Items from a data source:

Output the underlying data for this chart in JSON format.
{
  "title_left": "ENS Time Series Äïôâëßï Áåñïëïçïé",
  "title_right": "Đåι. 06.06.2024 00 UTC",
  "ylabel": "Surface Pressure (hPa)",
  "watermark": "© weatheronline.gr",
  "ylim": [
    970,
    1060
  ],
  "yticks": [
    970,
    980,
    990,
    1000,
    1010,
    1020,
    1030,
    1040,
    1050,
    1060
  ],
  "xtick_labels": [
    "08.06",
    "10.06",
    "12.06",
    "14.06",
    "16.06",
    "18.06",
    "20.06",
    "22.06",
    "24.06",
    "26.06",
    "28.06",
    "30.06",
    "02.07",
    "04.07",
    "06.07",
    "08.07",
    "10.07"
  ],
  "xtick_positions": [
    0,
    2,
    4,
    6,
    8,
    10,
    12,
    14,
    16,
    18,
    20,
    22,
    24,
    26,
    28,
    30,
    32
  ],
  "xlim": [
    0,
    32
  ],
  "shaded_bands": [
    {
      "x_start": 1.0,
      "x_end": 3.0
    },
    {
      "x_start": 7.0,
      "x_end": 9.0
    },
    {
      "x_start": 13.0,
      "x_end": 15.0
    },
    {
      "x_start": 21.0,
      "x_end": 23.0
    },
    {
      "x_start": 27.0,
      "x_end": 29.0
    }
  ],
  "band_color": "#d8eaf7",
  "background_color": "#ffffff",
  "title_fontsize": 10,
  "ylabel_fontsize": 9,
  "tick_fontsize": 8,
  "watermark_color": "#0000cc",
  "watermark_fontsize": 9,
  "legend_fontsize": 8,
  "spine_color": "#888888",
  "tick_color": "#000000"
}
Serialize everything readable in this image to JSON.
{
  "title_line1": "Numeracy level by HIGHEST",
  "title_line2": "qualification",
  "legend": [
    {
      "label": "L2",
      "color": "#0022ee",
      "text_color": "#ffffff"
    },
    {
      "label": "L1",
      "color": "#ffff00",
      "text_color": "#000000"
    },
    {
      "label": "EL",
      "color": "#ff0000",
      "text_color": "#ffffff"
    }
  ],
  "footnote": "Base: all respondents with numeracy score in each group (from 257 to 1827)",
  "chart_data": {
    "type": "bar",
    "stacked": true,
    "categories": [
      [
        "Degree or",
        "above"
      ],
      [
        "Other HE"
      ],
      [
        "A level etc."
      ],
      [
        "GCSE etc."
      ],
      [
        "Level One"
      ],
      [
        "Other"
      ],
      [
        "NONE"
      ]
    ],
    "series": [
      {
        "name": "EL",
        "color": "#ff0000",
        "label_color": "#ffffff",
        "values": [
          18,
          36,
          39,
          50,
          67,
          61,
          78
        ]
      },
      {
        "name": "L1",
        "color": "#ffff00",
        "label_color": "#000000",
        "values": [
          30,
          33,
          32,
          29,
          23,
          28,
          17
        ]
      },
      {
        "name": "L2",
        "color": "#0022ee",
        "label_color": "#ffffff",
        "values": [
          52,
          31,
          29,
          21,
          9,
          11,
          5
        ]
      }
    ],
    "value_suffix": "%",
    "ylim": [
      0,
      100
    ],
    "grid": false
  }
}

Directive: Quote the data above in full, changing nothing.

Result:
Output the underlying data for this chart in JSON format.
{
  "title_left": "ENS Time Series Äïôâëßï Áåñïëïçïé",
  "title_right": "Đåι. 06.06.2024 00 UTC",
  "ylabel": "Surface Pressure (hPa)",
  "watermark": "© weatheronline.gr",
  "ylim": [
    970,
    1060
  ],
  "yticks": [
    970,
    980,
    990,
    1000,
    1010,
    1020,
    1030,
    1040,
    1050,
    1060
  ],
  "xtick_labels": [
    "08.06",
    "10.06",
    "12.06",
    "14.06",
    "16.06",
    "18.06",
    "20.06",
    "22.06",
    "24.06",
    "26.06",
    "28.06",
    "30.06",
    "02.07",
    "04.07",
    "06.07",
    "08.07",
    "10.07"
  ],
  "xtick_positions": [
    0,
    2,
    4,
    6,
    8,
    10,
    12,
    14,
    16,
    18,
    20,
    22,
    24,
    26,
    28,
    30,
    32
  ],
  "xlim": [
    0,
    32
  ],
  "shaded_bands": [
    {
      "x_start": 1.0,
      "x_end": 3.0
    },
    {
      "x_start": 7.0,
      "x_end": 9.0
    },
    {
      "x_start": 13.0,
      "x_end": 15.0
    },
    {
      "x_start": 21.0,
      "x_end": 23.0
    },
    {
      "x_start": 27.0,
      "x_end": 29.0
    }
  ],
  "band_color": "#d8eaf7",
  "background_color": "#ffffff",
  "title_fontsize": 10,
  "ylabel_fontsize": 9,
  "tick_fontsize": 8,
  "watermark_color": "#0000cc",
  "watermark_fontsize": 9,
  "legend_fontsize": 8,
  "spine_color": "#888888",
  "tick_color": "#000000"
}
Serialize everything readable in this image to JSON.
{
  "title_line1": "Numeracy level by HIGHEST",
  "title_line2": "qualification",
  "legend": [
    {
      "label": "L2",
      "color": "#0022ee",
      "text_color": "#ffffff"
    },
    {
      "label": "L1",
      "color": "#ffff00",
      "text_color": "#000000"
    },
    {
      "label": "EL",
      "color": "#ff0000",
      "text_color": "#ffffff"
    }
  ],
  "footnote": "Base: all respondents with numeracy score in each group (from 257 to 1827)",
  "chart_data": {
    "type": "bar",
    "stacked": true,
    "categories": [
      [
        "Degree or",
        "above"
      ],
      [
        "Other HE"
      ],
      [
        "A level etc."
      ],
      [
        "GCSE etc."
      ],
      [
        "Level One"
      ],
      [
        "Other"
      ],
      [
        "NONE"
      ]
    ],
    "series": [
      {
        "name": "EL",
        "color": "#ff0000",
        "label_color": "#ffffff",
        "values": [
          18,
          36,
          39,
          50,
          67,
          61,
          78
        ]
      },
      {
        "name": "L1",
        "color": "#ffff00",
        "label_color": "#000000",
        "values": [
          30,
          33,
          32,
          29,
          23,
          28,
          17
        ]
      },
      {
        "name": "L2",
        "color": "#0022ee",
        "label_color": "#ffffff",
        "values": [
          52,
          31,
          29,
          21,
          9,
          11,
          5
        ]
      }
    ],
    "value_suffix": "%",
    "ylim": [
      0,
      100
    ],
    "grid": false
  }
}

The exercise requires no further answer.